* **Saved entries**

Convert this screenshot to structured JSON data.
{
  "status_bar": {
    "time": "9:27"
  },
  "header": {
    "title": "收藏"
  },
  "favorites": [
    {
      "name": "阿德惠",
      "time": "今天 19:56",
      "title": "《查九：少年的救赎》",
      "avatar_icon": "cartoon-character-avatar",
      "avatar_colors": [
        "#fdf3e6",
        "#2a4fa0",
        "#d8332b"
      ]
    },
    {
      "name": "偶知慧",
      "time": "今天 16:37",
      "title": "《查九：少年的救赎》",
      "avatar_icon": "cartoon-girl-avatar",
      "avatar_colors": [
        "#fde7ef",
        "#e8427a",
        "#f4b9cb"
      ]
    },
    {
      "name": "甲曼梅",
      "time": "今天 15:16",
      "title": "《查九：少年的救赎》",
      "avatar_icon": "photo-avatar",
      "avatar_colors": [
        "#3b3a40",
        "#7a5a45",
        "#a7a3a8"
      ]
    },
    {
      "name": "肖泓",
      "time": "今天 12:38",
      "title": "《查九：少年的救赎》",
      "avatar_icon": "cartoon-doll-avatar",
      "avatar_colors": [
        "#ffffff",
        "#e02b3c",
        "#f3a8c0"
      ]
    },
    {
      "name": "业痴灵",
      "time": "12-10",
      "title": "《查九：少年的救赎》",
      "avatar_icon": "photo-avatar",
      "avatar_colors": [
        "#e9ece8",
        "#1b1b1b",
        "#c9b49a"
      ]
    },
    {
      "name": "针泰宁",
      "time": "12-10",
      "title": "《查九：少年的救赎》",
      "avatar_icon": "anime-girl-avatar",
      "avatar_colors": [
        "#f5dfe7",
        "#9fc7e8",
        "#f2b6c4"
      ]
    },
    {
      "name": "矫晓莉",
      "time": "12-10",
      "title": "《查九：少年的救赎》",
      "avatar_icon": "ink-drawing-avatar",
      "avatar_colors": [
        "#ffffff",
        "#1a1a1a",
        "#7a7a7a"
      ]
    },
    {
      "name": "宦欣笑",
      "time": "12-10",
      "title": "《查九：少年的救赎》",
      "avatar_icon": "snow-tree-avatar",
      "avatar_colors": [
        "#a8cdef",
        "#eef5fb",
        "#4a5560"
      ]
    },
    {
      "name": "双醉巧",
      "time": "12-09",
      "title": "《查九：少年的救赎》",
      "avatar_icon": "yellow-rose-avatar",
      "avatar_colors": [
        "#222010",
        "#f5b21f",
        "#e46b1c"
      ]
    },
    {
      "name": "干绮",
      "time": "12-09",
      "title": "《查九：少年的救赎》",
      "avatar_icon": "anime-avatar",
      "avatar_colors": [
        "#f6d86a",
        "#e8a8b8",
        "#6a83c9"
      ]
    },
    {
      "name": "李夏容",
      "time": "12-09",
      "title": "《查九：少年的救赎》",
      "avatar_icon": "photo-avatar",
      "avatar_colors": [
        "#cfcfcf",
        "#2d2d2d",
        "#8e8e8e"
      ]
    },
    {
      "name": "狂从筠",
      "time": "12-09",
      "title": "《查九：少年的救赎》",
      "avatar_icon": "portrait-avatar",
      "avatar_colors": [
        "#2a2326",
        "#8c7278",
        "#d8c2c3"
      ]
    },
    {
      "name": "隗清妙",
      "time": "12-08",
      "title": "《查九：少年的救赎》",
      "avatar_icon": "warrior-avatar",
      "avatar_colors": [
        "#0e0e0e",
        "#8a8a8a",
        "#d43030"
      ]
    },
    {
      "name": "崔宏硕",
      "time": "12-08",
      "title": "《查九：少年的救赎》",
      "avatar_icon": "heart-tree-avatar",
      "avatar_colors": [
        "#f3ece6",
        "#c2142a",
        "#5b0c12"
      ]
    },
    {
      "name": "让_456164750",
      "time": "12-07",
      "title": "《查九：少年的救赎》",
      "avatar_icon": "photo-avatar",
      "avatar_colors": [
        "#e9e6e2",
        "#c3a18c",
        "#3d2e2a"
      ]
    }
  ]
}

* **What is expected**
In the lines above, find each one with "anime" and list it.

* **Task answer**
      "avatar_icon": "anime-girl-avatar",
      "avatar_icon": "anime-avatar",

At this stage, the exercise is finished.